— START Records for this exercise —

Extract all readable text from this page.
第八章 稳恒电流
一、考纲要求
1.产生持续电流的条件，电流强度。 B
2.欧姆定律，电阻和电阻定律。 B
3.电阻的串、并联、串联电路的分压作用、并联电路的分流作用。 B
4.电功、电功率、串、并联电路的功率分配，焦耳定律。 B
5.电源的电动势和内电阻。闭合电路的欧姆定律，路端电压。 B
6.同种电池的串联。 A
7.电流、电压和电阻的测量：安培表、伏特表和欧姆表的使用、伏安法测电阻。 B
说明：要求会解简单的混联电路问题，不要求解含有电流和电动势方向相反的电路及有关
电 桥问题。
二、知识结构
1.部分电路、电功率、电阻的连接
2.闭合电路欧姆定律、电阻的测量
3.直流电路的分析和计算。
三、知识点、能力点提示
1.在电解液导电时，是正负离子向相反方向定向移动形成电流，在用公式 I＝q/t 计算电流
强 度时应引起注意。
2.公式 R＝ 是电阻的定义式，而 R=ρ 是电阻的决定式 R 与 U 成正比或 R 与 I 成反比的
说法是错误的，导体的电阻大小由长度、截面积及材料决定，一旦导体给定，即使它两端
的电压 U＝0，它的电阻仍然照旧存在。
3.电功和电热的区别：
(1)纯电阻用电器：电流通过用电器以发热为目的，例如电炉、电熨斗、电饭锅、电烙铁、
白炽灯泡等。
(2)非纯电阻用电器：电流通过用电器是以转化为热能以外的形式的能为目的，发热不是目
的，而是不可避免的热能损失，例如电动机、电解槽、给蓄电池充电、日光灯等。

— END Records for this exercise —

### Aim of the task
Retype the records in full. Keep every line identical to the original.

### Output below
Extract all readable text from this page.
第八章 稳恒电流
一、考纲要求
1.产生持续电流的条件，电流强度。 B
2.欧姆定律，电阻和电阻定律。 B
3.电阻的串、并联、串联电路的分压作用、并联电路的分流作用。 B
4.电功、电功率、串、并联电路的功率分配，焦耳定律。 B
5.电源的电动势和内电阻。闭合电路的欧姆定律，路端电压。 B
6.同种电池的串联。 A
7.电流、电压和电阻的测量：安培表、伏特表和欧姆表的使用、伏安法测电阻。 B
说明：要求会解简单的混联电路问题，不要求解含有电流和电动势方向相反的电路及有关
电 桥问题。
二、知识结构
1.部分电路、电功率、电阻的连接
2.闭合电路欧姆定律、电阻的测量
3.直流电路的分析和计算。
三、知识点、能力点提示
1.在电解液导电时，是正负离子向相反方向定向移动形成电流，在用公式 I＝q/t 计算电流
强 度时应引起注意。
2.公式 R＝ 是电阻的定义式，而 R=ρ 是电阻的决定式 R 与 U 成正比或 R 与 I 成反比的
说法是错误的，导体的电阻大小由长度、截面积及材料决定，一旦导体给定，即使它两端
的电压 U＝0，它的电阻仍然照旧存在。
3.电功和电热的区别：
(1)纯电阻用电器：电流通过用电器以发热为目的，例如电炉、电熨斗、电饭锅、电烙铁、
白炽灯泡等。
(2)非纯电阻用电器：电流通过用电器是以转化为热能以外的形式的能为目的，发热不是目
的，而是不可避免的热能损失，例如电动机、电解槽、给蓄电池充电、日光灯等。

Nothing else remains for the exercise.